• **What you should do**
Repeat all of the data precisely.

Data items
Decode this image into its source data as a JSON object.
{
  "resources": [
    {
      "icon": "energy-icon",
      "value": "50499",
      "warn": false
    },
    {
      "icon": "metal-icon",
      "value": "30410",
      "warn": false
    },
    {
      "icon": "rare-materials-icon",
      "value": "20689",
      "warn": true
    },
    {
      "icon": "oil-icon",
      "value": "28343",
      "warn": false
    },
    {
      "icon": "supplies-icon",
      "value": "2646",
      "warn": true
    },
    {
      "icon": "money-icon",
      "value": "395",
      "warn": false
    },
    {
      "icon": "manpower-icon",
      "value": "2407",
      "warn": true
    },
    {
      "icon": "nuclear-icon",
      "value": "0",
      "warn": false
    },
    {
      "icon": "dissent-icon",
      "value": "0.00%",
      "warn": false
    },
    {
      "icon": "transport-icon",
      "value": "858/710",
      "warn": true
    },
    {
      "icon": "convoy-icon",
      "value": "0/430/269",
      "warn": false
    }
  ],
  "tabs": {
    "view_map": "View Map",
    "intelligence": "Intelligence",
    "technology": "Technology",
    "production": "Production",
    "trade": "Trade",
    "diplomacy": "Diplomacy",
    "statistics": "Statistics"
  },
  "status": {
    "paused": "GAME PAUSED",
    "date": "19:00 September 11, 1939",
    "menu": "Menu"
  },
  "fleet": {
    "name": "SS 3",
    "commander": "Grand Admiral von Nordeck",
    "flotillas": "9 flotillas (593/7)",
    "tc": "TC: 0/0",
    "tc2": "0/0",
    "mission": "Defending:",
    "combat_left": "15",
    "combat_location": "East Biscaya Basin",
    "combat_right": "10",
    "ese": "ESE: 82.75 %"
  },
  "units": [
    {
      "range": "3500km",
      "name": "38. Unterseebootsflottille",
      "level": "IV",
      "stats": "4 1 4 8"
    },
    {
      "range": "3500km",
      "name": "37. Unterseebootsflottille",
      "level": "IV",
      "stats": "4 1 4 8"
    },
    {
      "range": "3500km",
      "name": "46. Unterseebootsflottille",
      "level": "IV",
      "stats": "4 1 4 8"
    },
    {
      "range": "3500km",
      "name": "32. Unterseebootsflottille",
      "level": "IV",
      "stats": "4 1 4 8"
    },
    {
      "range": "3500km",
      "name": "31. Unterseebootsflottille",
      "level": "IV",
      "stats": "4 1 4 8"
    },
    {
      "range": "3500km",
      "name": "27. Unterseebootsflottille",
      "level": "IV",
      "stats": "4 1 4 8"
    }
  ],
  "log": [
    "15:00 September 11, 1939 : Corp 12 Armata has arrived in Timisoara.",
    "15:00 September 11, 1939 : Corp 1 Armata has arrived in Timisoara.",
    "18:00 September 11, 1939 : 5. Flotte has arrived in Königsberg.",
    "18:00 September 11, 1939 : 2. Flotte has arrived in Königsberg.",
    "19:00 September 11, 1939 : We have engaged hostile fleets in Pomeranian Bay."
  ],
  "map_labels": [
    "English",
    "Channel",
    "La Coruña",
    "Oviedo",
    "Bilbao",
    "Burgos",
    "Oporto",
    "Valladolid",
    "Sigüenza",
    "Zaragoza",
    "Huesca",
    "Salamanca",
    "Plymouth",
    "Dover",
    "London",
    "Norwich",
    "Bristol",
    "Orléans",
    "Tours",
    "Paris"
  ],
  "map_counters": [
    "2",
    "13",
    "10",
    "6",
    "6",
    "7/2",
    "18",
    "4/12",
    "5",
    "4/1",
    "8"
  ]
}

• **Response**
Decode this image into its source data as a JSON object.
{
  "resources": [
    {
      "icon": "energy-icon",
      "value": "50499",
      "warn": false
    },
    {
      "icon": "metal-icon",
      "value": "30410",
      "warn": false
    },
    {
      "icon": "rare-materials-icon",
      "value": "20689",
      "warn": true
    },
    {
      "icon": "oil-icon",
      "value": "28343",
      "warn": false
    },
    {
      "icon": "supplies-icon",
      "value": "2646",
      "warn": true
    },
    {
      "icon": "money-icon",
      "value": "395",
      "warn": false
    },
    {
      "icon": "manpower-icon",
      "value": "2407",
      "warn": true
    },
    {
      "icon": "nuclear-icon",
      "value": "0",
      "warn": false
    },
    {
      "icon": "dissent-icon",
      "value": "0.00%",
      "warn": false
    },
    {
      "icon": "transport-icon",
      "value": "858/710",
      "warn": true
    },
    {
      "icon": "convoy-icon",
      "value": "0/430/269",
      "warn": false
    }
  ],
  "tabs": {
    "view_map": "View Map",
    "intelligence": "Intelligence",
    "technology": "Technology",
    "production": "Production",
    "trade": "Trade",
    "diplomacy": "Diplomacy",
    "statistics": "Statistics"
  },
  "status": {
    "paused": "GAME PAUSED",
    "date": "19:00 September 11, 1939",
    "menu": "Menu"
  },
  "fleet": {
    "name": "SS 3",
    "commander": "Grand Admiral von Nordeck",
    "flotillas": "9 flotillas (593/7)",
    "tc": "TC: 0/0",
    "tc2": "0/0",
    "mission": "Defending:",
    "combat_left": "15",
    "combat_location": "East Biscaya Basin",
    "combat_right": "10",
    "ese": "ESE: 82.75 %"
  },
  "units": [
    {
      "range": "3500km",
      "name": "38. Unterseebootsflottille",
      "level": "IV",
      "stats": "4 1 4 8"
    },
    {
      "range": "3500km",
      "name": "37. Unterseebootsflottille",
      "level": "IV",
      "stats": "4 1 4 8"
    },
    {
      "range": "3500km",
      "name": "46. Unterseebootsflottille",
      "level": "IV",
      "stats": "4 1 4 8"
    },
    {
      "range": "3500km",
      "name": "32. Unterseebootsflottille",
      "level": "IV",
      "stats": "4 1 4 8"
    },
    {
      "range": "3500km",
      "name": "31. Unterseebootsflottille",
      "level": "IV",
      "stats": "4 1 4 8"
    },
    {
      "range": "3500km",
      "name": "27. Unterseebootsflottille",
      "level": "IV",
      "stats": "4 1 4 8"
    }
  ],
  "log": [
    "15:00 September 11, 1939 : Corp 12 Armata has arrived in Timisoara.",
    "15:00 September 11, 1939 : Corp 1 Armata has arrived in Timisoara.",
    "18:00 September 11, 1939 : 5. Flotte has arrived in Königsberg.",
    "18:00 September 11, 1939 : 2. Flotte has arrived in Königsberg.",
    "19:00 September 11, 1939 : We have engaged hostile fleets in Pomeranian Bay."
  ],
  "map_labels": [
    "English",
    "Channel",
    "La Coruña",
    "Oviedo",
    "Bilbao",
    "Burgos",
    "Oporto",
    "Valladolid",
    "Sigüenza",
    "Zaragoza",
    "Huesca",
    "Salamanca",
    "Plymouth",
    "Dover",
    "London",
    "Norwich",
    "Bristol",
    "Orléans",
    "Tours",
    "Paris"
  ],
  "map_counters": [
    "2",
    "13",
    "10",
    "6",
    "6",
    "7/2",
    "18",
    "4/12",
    "5",
    "4/1",
    "8"
  ]
}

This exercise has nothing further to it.